Requirements → Give only the number of lines in the data that include the string "kEuro".
[START Dataset records]
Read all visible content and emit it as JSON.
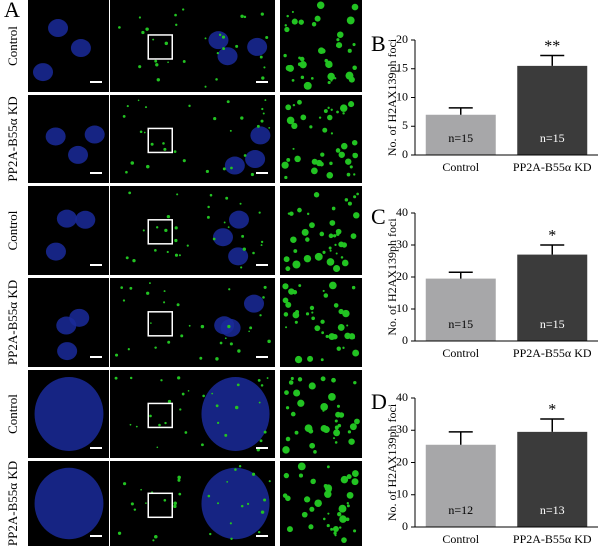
{
  "figure": {
    "panel_label": "A",
    "row_labels": [
      "Control",
      "PP2A-B55α KD",
      "Control",
      "PP2A-B55α KD",
      "Control",
      "PP2A-B55α KD"
    ]
  },
  "chart_data": [
    {
      "type": "bar",
      "panel_label": "B",
      "ylabel": "No. of H2AX139ph foci",
      "categories": [
        "Control",
        "PP2A-B55α KD"
      ],
      "values": [
        7,
        15.5
      ],
      "errors": [
        1.2,
        1.8
      ],
      "annotations": [
        "n=15",
        "n=15"
      ],
      "significance_labels": [
        null,
        "**"
      ],
      "colors": [
        "#a7a7a9",
        "#3b3b3b"
      ],
      "ylim": [
        0,
        20
      ],
      "yticks": [
        0,
        5,
        10,
        15,
        20
      ]
    },
    {
      "type": "bar",
      "panel_label": "C",
      "ylabel": "No. of H2AX139ph foci",
      "categories": [
        "Control",
        "PP2A-B55α KD"
      ],
      "values": [
        19.5,
        27
      ],
      "errors": [
        2,
        3
      ],
      "annotations": [
        "n=15",
        "n=15"
      ],
      "significance_labels": [
        null,
        "*"
      ],
      "colors": [
        "#a7a7a9",
        "#3b3b3b"
      ],
      "ylim": [
        0,
        40
      ],
      "yticks": [
        0,
        10,
        20,
        30,
        40
      ]
    },
    {
      "type": "bar",
      "panel_label": "D",
      "ylabel": "No. of H2AX139ph foci",
      "categories": [
        "Control",
        "PP2A-B55α KD"
      ],
      "values": [
        25.5,
        29.5
      ],
      "errors": [
        4,
        4
      ],
      "annotations": [
        "n=12",
        "n=13"
      ],
      "significance_labels": [
        null,
        "*"
      ],
      "colors": [
        "#a7a7a9",
        "#3b3b3b"
      ],
      "ylim": [
        0,
        40
      ],
      "yticks": [
        0,
        10,
        20,
        30,
        40
      ]
    }
  ]
}
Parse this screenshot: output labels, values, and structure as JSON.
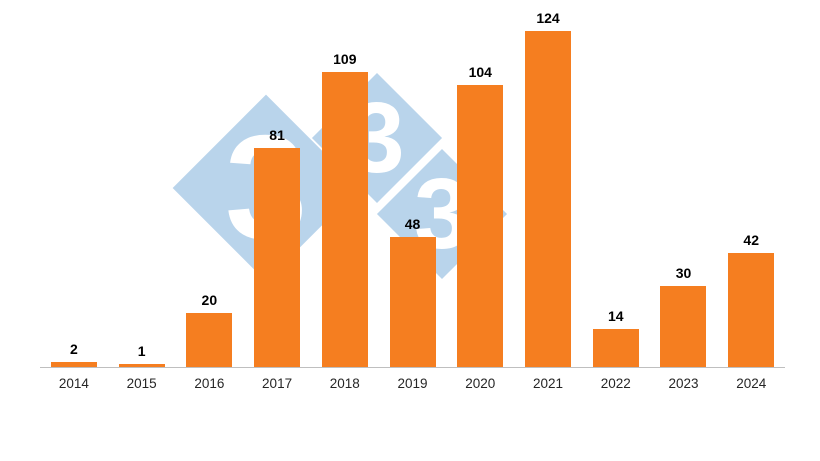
{
  "chart_data": {
    "type": "bar",
    "categories": [
      "2014",
      "2015",
      "2016",
      "2017",
      "2018",
      "2019",
      "2020",
      "2021",
      "2022",
      "2023",
      "2024"
    ],
    "values": [
      2,
      1,
      20,
      81,
      109,
      48,
      104,
      124,
      14,
      30,
      42
    ],
    "title": "",
    "xlabel": "",
    "ylabel": "",
    "ylim": [
      0,
      124
    ],
    "grid": false,
    "legend": false,
    "bar_color": "#F57E20",
    "value_label_color": "#000000",
    "axis_line_color": "#BFBFBF"
  },
  "watermark": {
    "name": "333-logo",
    "glyph": "3",
    "color": "#B9D4EB"
  }
}
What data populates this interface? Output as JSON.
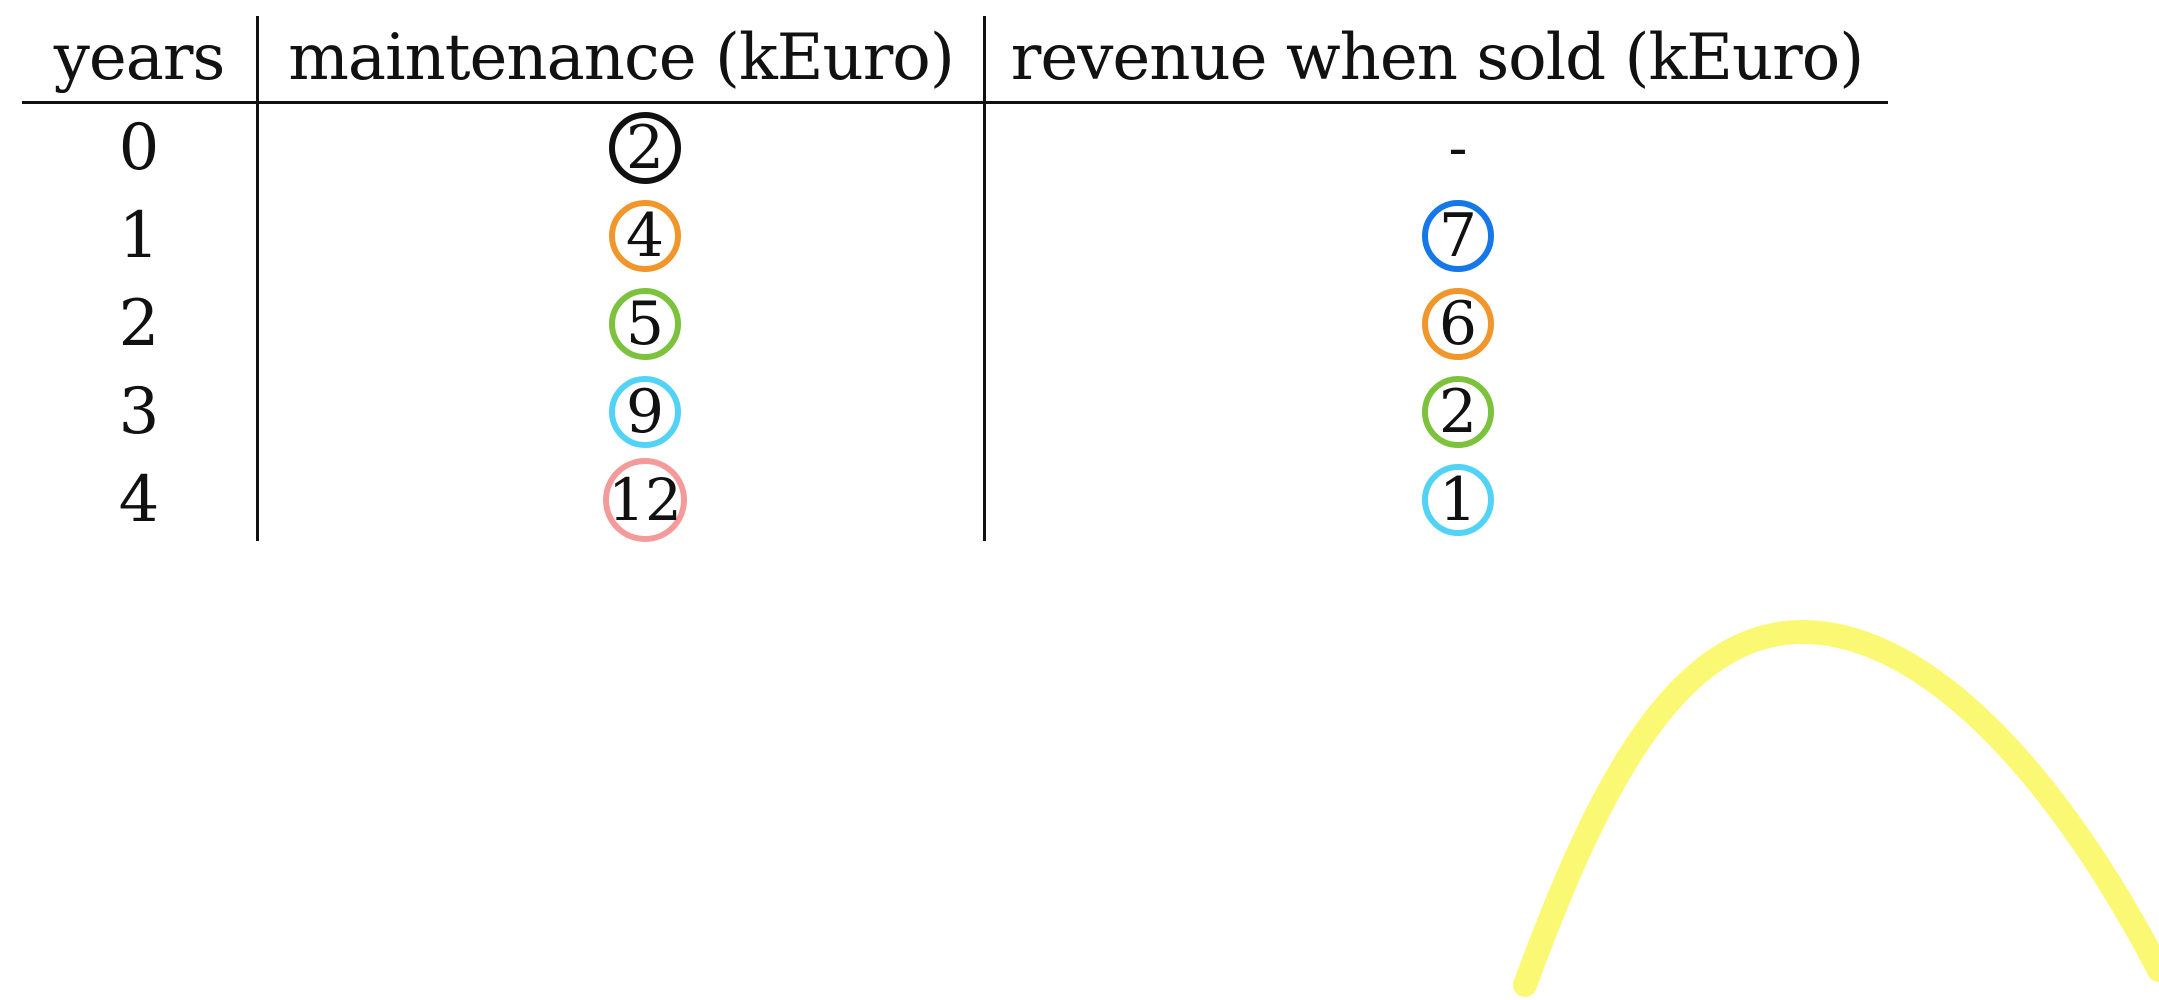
{
  "table": {
    "headers": {
      "years": "years",
      "maintenance": "maintenance (kEuro)",
      "revenue": "revenue when sold (kEuro)"
    },
    "rows": [
      {
        "year": "0",
        "maintenance": "2",
        "maintenance_color": "#111111",
        "revenue": "-",
        "revenue_color": ""
      },
      {
        "year": "1",
        "maintenance": "4",
        "maintenance_color": "#f0962a",
        "revenue": "7",
        "revenue_color": "#1677e6"
      },
      {
        "year": "2",
        "maintenance": "5",
        "maintenance_color": "#7cc23c",
        "revenue": "6",
        "revenue_color": "#f0962a"
      },
      {
        "year": "3",
        "maintenance": "9",
        "maintenance_color": "#52d3f5",
        "revenue": "2",
        "revenue_color": "#7cc23c"
      },
      {
        "year": "4",
        "maintenance": "12",
        "maintenance_color": "#f59a9a",
        "revenue": "1",
        "revenue_color": "#52d3f5"
      }
    ]
  },
  "annotation": {
    "curve_color": "#fbf974"
  }
}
[END Dataset records]
Complete response → 2